#### INSTRUCTIONS FOR THE TASK:
Check each line of the listing for the word "active" and report how many lines contain it, giving nothing but the number.

#### DATA ROWS:
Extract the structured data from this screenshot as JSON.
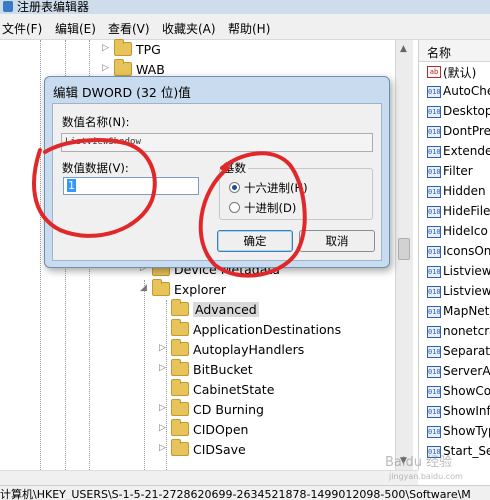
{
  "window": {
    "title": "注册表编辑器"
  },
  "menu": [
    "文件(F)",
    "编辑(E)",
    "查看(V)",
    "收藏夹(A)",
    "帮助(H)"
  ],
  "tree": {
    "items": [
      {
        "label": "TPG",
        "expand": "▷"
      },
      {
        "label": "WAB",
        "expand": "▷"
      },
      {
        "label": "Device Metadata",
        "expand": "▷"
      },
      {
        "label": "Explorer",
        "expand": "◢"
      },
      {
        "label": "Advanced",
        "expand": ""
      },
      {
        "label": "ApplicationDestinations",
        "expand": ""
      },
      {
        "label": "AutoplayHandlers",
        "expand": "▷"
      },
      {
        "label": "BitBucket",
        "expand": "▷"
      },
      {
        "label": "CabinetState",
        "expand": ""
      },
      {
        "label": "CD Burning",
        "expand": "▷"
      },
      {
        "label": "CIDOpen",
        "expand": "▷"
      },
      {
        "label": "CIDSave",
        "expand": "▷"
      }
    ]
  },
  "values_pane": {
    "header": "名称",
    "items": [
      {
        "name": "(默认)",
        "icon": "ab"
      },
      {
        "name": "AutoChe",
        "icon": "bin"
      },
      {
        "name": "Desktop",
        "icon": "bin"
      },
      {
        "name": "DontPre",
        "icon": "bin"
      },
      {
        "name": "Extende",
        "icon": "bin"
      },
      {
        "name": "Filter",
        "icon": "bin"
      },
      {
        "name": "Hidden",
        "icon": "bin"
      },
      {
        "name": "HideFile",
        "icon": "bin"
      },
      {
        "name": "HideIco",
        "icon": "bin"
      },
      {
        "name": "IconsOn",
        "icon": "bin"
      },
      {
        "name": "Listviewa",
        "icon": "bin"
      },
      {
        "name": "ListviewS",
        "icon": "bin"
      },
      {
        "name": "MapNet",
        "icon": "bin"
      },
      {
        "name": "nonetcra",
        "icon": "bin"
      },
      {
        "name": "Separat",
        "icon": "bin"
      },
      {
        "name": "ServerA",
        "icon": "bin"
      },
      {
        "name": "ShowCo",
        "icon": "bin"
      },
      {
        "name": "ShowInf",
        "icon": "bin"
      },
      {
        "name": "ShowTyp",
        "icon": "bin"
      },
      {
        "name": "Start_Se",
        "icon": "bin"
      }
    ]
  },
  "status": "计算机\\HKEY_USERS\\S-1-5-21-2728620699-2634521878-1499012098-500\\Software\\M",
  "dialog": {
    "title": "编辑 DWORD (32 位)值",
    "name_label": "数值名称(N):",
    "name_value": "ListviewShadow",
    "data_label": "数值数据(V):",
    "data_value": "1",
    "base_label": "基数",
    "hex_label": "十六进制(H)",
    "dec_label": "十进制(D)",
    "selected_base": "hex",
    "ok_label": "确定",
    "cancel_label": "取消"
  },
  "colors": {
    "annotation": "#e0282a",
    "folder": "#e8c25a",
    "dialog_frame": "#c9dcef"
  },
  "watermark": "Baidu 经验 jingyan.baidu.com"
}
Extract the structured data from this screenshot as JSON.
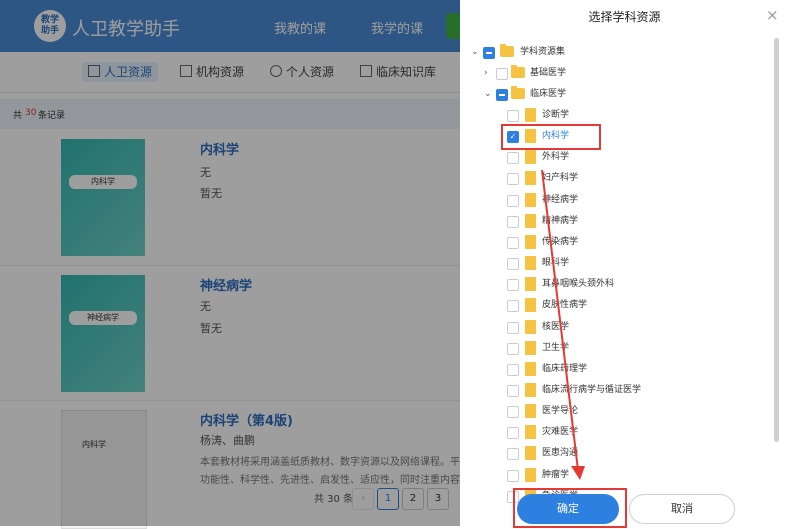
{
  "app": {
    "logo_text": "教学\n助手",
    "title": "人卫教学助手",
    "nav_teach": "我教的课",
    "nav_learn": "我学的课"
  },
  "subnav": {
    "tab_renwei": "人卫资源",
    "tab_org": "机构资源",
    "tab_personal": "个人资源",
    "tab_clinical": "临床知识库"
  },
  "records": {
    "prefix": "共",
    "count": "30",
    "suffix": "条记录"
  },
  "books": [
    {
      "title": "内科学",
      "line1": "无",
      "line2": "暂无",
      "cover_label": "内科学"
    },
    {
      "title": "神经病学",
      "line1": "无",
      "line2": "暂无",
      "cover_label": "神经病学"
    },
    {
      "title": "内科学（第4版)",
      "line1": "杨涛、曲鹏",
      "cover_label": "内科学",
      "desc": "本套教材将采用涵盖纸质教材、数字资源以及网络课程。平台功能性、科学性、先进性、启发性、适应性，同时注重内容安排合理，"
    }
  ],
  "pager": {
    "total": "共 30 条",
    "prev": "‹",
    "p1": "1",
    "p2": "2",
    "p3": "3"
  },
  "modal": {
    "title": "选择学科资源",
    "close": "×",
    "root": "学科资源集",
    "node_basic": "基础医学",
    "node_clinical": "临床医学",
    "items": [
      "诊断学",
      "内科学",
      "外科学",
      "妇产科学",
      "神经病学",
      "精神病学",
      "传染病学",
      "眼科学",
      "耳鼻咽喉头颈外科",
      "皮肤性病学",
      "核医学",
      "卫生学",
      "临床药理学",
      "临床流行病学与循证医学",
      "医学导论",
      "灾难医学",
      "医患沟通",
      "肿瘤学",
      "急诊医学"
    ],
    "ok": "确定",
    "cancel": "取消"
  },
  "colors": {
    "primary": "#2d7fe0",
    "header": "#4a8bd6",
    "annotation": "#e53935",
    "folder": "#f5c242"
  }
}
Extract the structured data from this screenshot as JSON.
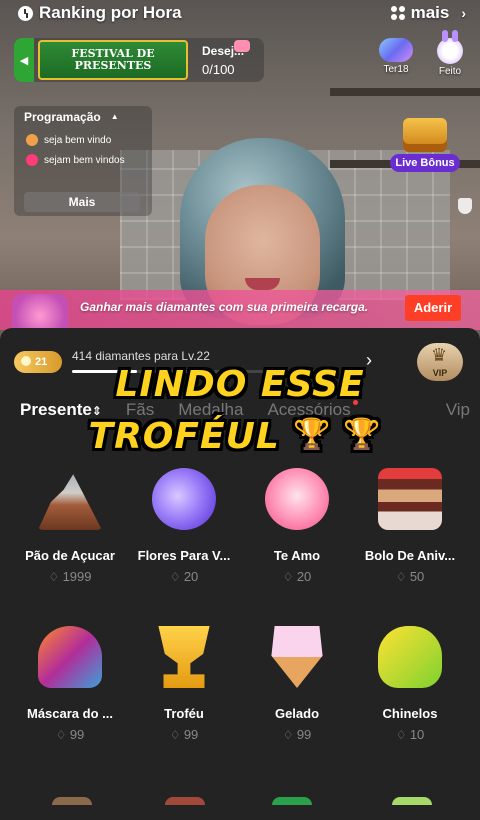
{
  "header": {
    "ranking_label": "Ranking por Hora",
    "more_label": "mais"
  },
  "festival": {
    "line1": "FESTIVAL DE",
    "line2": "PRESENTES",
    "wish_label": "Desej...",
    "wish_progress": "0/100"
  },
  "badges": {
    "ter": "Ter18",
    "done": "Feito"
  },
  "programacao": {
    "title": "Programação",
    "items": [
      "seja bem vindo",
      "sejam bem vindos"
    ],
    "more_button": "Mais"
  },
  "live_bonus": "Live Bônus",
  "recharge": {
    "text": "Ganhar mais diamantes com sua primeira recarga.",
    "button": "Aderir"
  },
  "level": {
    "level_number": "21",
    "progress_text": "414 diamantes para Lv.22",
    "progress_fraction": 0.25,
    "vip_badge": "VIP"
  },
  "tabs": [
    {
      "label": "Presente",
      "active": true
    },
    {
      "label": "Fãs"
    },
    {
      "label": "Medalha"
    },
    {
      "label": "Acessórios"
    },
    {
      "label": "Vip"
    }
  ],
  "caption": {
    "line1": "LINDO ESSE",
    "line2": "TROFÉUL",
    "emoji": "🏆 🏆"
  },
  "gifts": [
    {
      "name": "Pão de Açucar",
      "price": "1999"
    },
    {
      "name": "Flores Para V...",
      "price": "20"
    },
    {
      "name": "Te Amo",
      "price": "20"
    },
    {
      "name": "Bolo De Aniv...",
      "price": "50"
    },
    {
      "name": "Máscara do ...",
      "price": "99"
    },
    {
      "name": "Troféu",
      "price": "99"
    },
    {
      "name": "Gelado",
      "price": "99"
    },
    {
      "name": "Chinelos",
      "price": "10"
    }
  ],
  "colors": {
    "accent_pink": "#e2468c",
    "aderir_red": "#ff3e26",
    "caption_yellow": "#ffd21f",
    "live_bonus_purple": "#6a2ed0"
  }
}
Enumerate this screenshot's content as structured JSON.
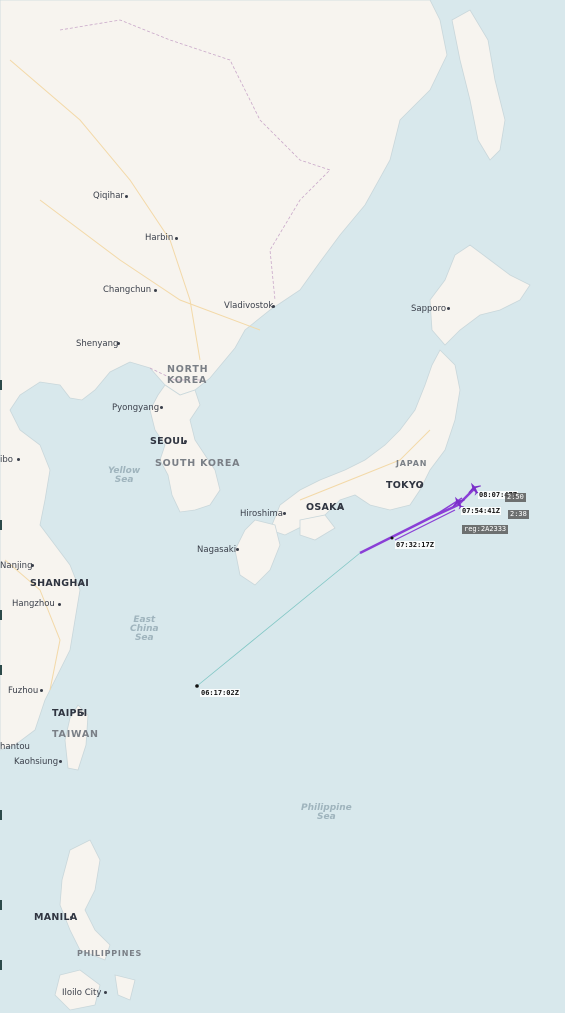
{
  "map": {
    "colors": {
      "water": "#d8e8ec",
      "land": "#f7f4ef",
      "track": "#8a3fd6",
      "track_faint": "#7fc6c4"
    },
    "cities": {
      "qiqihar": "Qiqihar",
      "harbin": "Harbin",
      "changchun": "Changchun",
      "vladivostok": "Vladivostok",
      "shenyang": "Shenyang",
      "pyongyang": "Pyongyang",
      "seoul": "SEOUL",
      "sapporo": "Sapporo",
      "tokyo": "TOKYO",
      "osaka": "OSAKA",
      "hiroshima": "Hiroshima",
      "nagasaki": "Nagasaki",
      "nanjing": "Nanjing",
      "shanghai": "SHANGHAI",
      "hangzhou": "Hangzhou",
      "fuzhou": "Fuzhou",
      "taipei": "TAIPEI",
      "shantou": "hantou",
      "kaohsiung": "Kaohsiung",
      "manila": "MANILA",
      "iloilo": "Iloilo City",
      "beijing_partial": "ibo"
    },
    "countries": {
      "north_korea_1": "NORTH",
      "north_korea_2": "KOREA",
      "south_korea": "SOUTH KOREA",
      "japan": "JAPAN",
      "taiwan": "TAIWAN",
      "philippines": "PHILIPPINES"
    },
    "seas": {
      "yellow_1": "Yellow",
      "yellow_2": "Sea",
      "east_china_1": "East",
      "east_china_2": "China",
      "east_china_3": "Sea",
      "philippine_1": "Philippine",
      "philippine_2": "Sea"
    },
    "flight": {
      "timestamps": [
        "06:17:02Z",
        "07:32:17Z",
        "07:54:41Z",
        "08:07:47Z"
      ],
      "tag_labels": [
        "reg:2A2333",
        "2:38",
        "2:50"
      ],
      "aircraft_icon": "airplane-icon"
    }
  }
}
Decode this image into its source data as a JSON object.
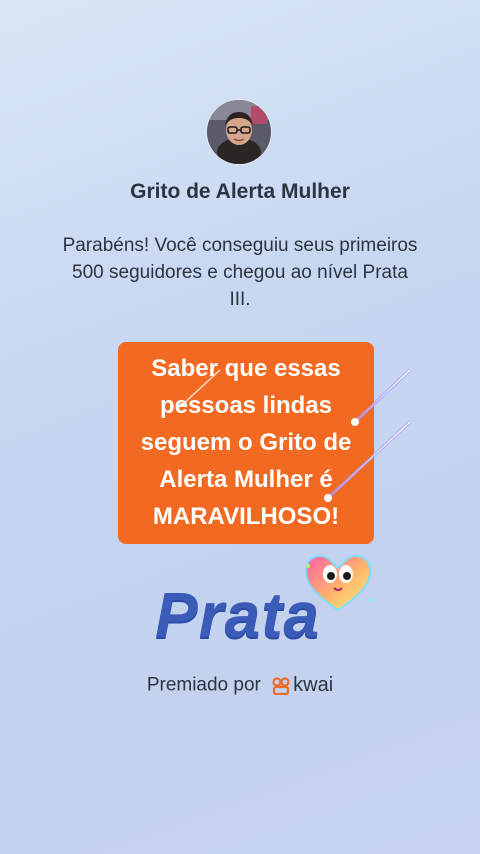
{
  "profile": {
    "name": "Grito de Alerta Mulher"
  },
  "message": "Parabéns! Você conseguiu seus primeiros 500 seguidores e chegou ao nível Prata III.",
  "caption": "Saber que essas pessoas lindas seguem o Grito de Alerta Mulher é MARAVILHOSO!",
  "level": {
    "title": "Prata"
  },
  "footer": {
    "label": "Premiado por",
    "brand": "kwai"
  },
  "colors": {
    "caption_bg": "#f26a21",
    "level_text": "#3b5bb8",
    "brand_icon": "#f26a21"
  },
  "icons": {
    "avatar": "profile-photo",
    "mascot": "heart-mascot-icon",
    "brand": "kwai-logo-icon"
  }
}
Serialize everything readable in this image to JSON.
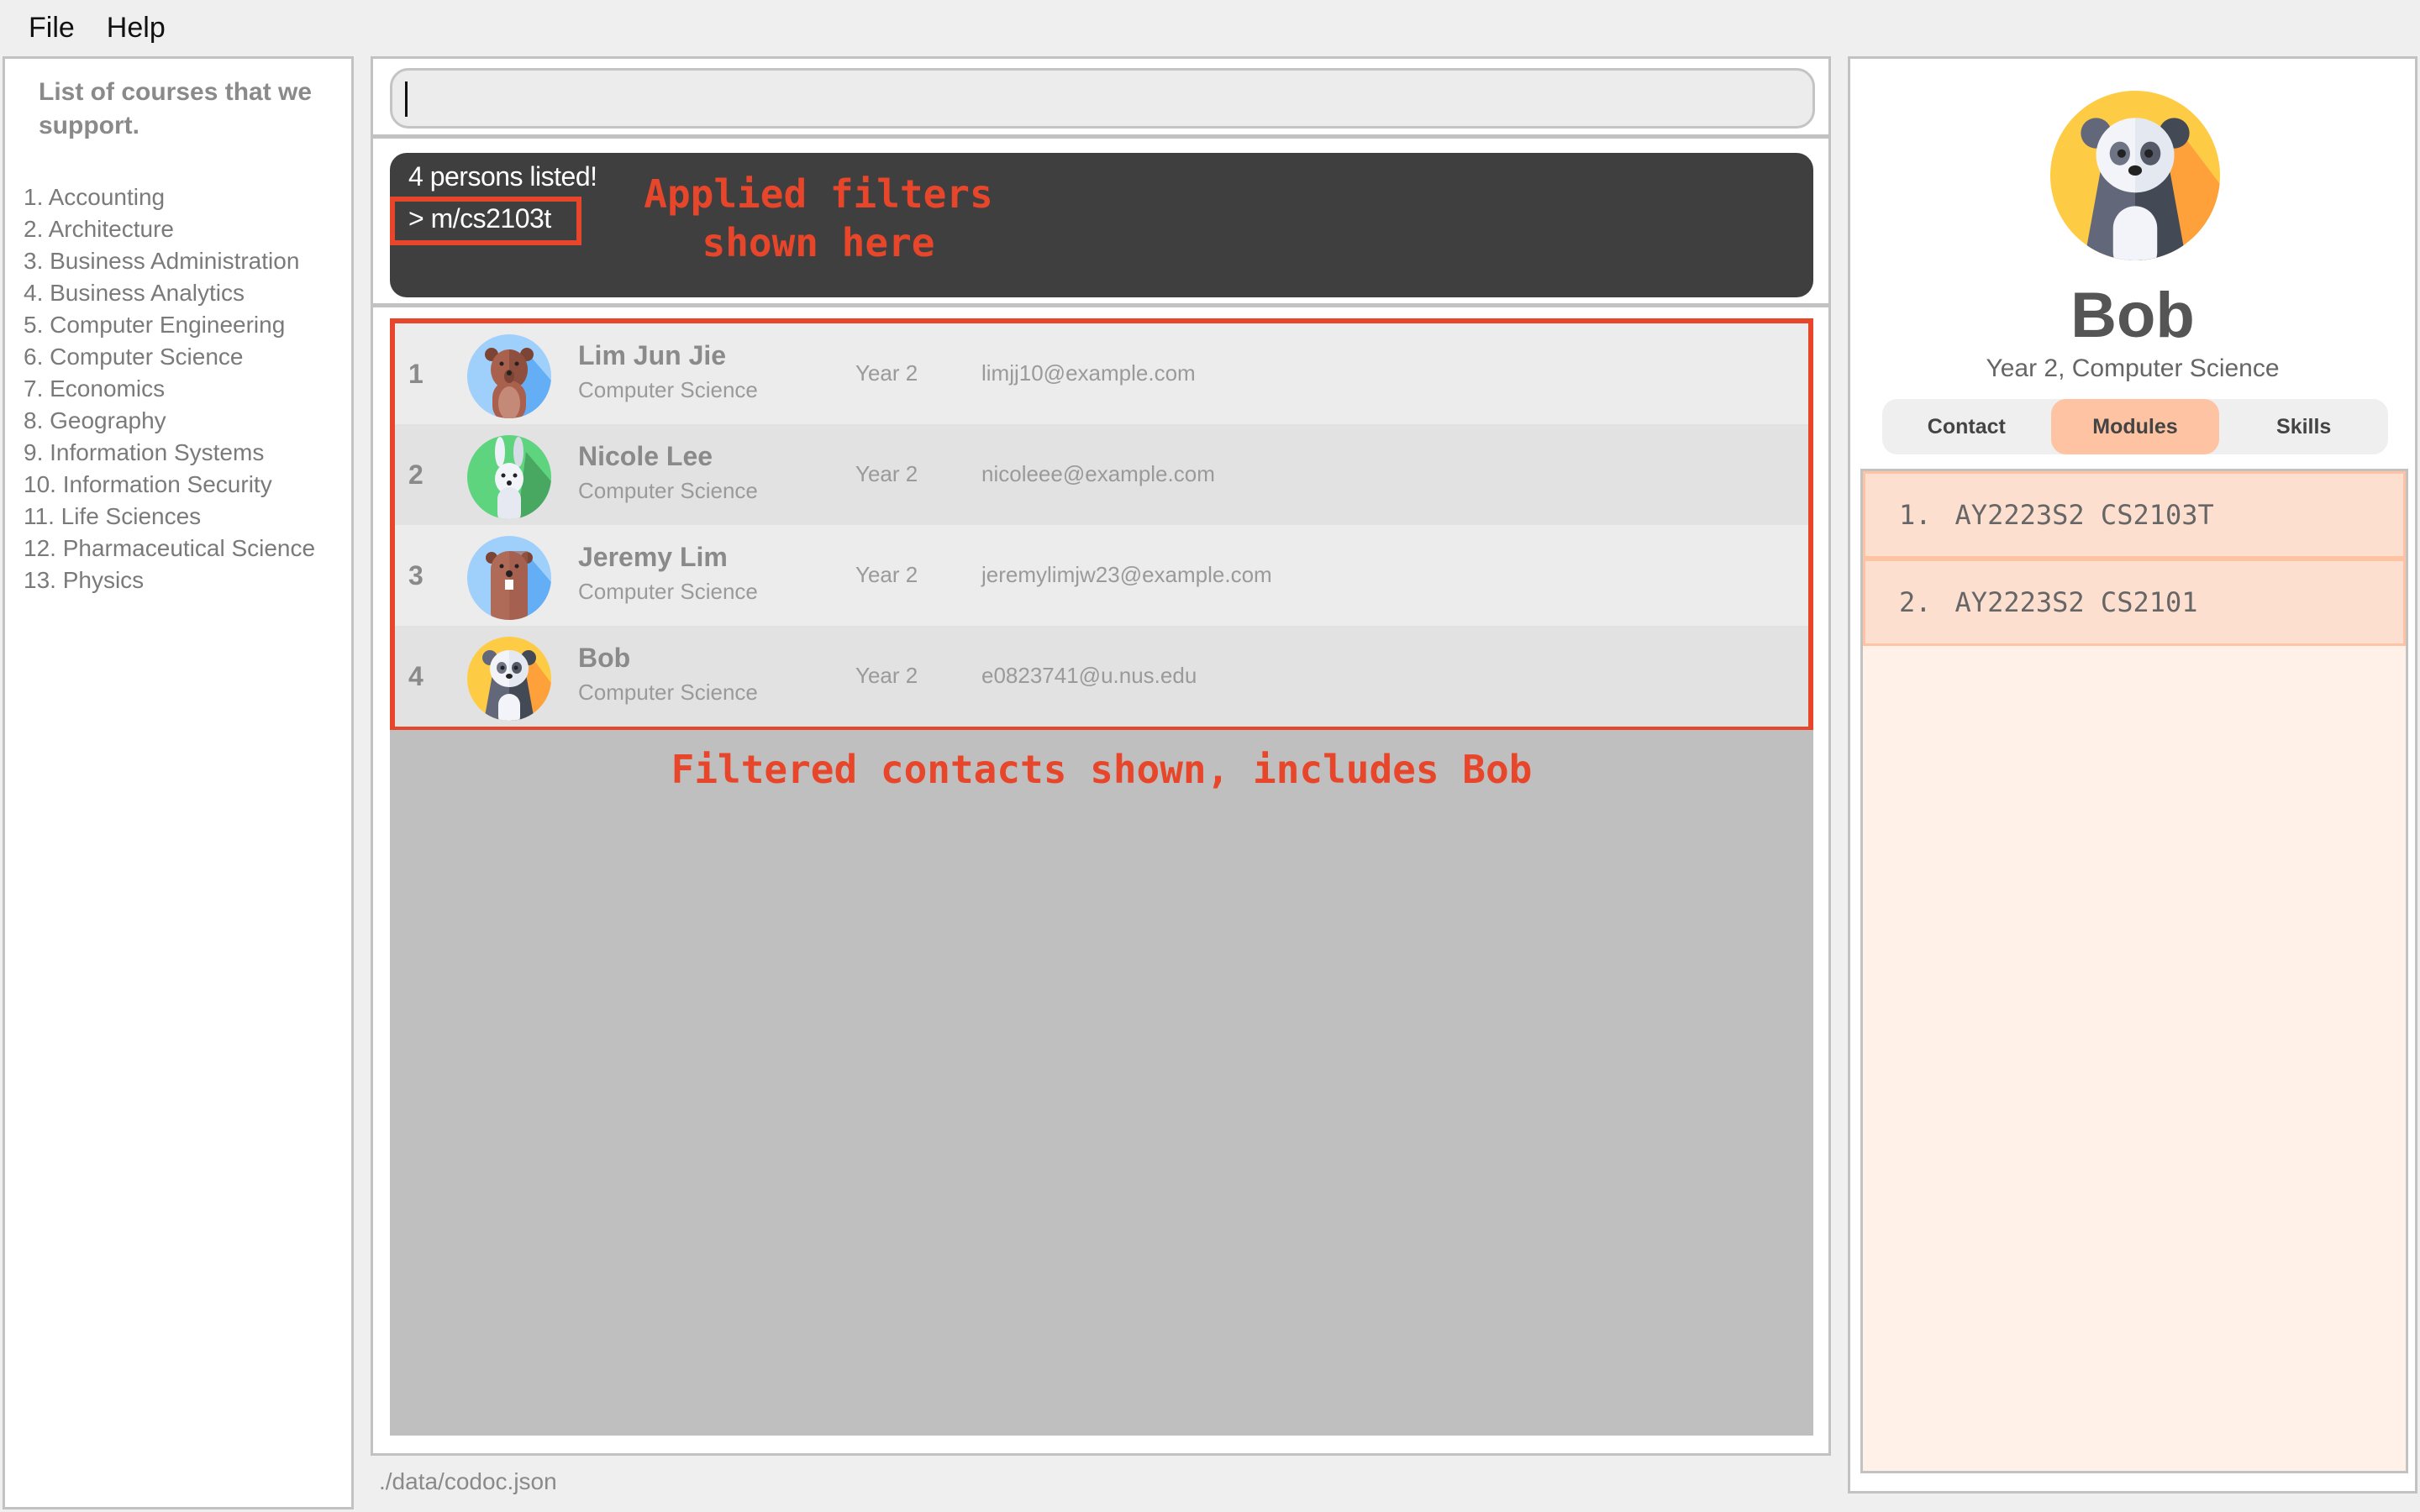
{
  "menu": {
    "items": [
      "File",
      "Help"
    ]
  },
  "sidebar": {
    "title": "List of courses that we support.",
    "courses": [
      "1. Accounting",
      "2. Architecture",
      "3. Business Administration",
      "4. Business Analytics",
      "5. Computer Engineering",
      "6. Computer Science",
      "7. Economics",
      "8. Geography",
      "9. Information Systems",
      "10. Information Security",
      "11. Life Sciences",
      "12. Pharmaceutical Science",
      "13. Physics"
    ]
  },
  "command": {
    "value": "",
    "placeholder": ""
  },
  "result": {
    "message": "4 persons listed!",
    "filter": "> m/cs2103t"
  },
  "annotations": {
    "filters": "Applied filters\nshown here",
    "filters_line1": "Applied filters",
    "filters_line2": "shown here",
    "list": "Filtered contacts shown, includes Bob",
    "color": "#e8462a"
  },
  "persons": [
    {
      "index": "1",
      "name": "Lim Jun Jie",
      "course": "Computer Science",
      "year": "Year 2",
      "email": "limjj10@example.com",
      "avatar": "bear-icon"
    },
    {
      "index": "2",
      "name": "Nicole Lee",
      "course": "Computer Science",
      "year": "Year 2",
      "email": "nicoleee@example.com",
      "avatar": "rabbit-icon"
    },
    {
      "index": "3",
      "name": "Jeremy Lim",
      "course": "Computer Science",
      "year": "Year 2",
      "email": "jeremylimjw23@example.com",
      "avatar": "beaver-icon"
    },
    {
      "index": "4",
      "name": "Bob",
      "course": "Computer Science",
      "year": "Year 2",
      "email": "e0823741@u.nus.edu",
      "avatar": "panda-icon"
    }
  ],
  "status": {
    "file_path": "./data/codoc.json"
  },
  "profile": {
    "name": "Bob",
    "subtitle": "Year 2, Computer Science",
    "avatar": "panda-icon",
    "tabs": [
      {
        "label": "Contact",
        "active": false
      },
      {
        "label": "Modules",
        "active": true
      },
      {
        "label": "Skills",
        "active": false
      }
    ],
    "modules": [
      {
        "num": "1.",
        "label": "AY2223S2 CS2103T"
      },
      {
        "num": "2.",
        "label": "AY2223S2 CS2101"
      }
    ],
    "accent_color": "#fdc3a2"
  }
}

#### SOLUTION FOR THIS EXERCISE:
4